> [PAGE TEXT]
╭──

There is just one technical comment I would like to make, which the authors certainly already understand, concerning a slightly different way of looking at the ambiguity in the 0-form anomaly the authors present. That is, we can consider a theory with a 1-form symmetry \Gamma as having an action by the 2-group B\Gamma (B here just indicates that we put the abelian group \Gamma in the 1-form degree. It is meant to evoke the notation of the classifying space, considered as an H-space.). Suppose there is also a 0-form symmetry G, and no Postnikov class or twisting action, so that the total symmetry is a product 2-group G \times B\Gamma.
The ambiguity discussed in the paper can be understood in terms of 2-group automorphisms of G \times B\Gamma. In particular, we have the "T type" (outer) automorphisms which act as the identity on B\Gamma, and project to the identity over G, determined by a map G \to B\Gamma. Such maps are classified by \eta \in H^2(G,\Gamma) and these automorphisms can be thought of as twists of the symmetry data. The action of this automorphism on the G and \Gamma gauge fields A and B (resp.) can be written
A \mapsto A
B \mapsto B + \eta(A)
This is just like the background field-dependent gauge transformation considered by the authors, e.g. near equation 2.37. We see the ambiguity in the 't Hooft anomaly is similar to that when we have outer automorphisms of G.
Report #1 by Anonymous (Referee 1) on 2023-5-31 (Invited Report)
- Cite as: Anonymous, Report on arXiv:2206.15118v2, delivered 2023-05-31, doi: 10.21468/SciPost.Report.7283
Report
This article examined theories in which both a zero-form and a one-form global symmetries coexist. The main message is as follows. The fact that charged line operators may transform under a projective representation of the zero-form global symmetry leads to an ambiguity of its action on the former, and additional discrete data must be supplemented in order to unambiguously determine such an action on the line defects. This phenomenon is referred to as the symmetry fractionalization, and the discrete information is known as a fractionalization class. A far-reaching consequence is that the ’t Hooft anomaly for the zero-form symmetry may be affected by this phenomenon. Moreover, if one twists the action of the zero-form global symmetry by a gauge transformation, this can lead to a change of fractionalization class and may result in the jump in the 't Hooft anomaly of the zero-form symmetry.
Although this phenomenon had been known in the condensed matter literature, this paper formulated the problem in the contemporary high-energy physics language. One of the strong points of this article is that several instructive physical examples in various spacetime dimensions were provided, and the results were explained from many points of view. Note that there have already been several improvements in the presentation as well as explanations in Version 2 of this article on the arXiv. Given that this work contains several important results and will serve as an important reference on the subject, the referee recommends it for publication without any hesitation.

╰──

> [DATASET SECTION]
╭──

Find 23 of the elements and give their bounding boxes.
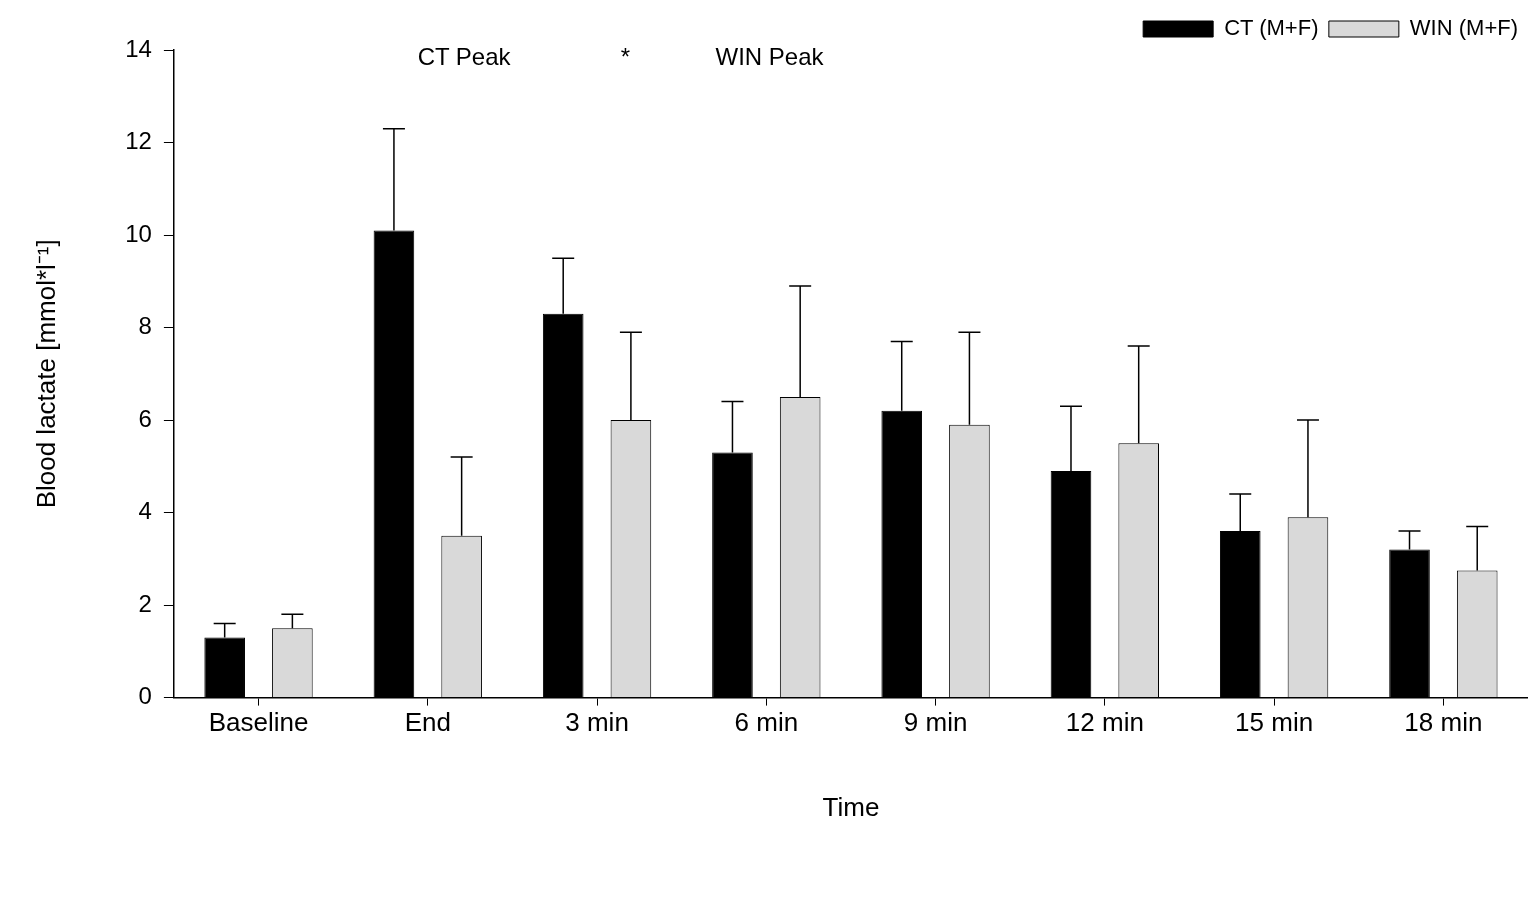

╰──

> [SHORT PROBLEM]
Answer from the review text:
(a) What are the "T type" automorphisms of G \times B\Gamma determined by?
(b) On what date was Report #1 delivered?
(c) What name is given to the discrete information that must be supplemented?
The data has no role in this exercise.

> [TASK SOLUTION]
(a) A map G \to B\Gamma
(b) 2023-05-31
(c) A fractionalization class